## Start EXCERPTED DATA
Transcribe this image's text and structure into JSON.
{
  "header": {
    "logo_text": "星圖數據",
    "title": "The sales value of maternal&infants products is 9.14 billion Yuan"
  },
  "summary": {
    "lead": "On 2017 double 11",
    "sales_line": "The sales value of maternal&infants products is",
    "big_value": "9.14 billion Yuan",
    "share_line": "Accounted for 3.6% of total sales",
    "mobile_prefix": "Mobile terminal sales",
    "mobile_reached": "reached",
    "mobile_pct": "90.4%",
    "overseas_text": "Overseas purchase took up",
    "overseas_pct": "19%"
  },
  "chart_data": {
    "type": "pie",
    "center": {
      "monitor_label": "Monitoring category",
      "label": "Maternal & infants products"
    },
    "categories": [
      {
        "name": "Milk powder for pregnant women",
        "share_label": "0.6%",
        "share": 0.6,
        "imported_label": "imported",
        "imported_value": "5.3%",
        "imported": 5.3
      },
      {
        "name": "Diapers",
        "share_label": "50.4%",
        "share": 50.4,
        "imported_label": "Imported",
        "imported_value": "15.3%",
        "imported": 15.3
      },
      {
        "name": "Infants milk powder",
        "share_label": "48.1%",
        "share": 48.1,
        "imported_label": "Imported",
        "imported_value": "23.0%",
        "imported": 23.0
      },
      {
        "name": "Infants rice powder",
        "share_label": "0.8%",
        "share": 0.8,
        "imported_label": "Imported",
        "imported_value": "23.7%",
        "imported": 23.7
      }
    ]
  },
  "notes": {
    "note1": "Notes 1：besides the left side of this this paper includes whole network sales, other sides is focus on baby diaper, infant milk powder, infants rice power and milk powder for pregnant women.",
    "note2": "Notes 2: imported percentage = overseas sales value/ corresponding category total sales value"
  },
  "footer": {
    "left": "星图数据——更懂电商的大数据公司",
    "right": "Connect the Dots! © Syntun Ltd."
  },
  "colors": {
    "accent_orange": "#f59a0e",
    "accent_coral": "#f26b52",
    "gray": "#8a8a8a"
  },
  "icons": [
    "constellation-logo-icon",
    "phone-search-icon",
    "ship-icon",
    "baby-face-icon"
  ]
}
## End EXCERPTED DATA
[WHAT IS ASKED] Gather each line in these records that contains the string "total".

[EXERCISE ANSWER]
    "share_line": "Accounted for 3.6% of total sales",
    "note2": "Notes 2: imported percentage = overseas sales value/ corresponding category total sales value"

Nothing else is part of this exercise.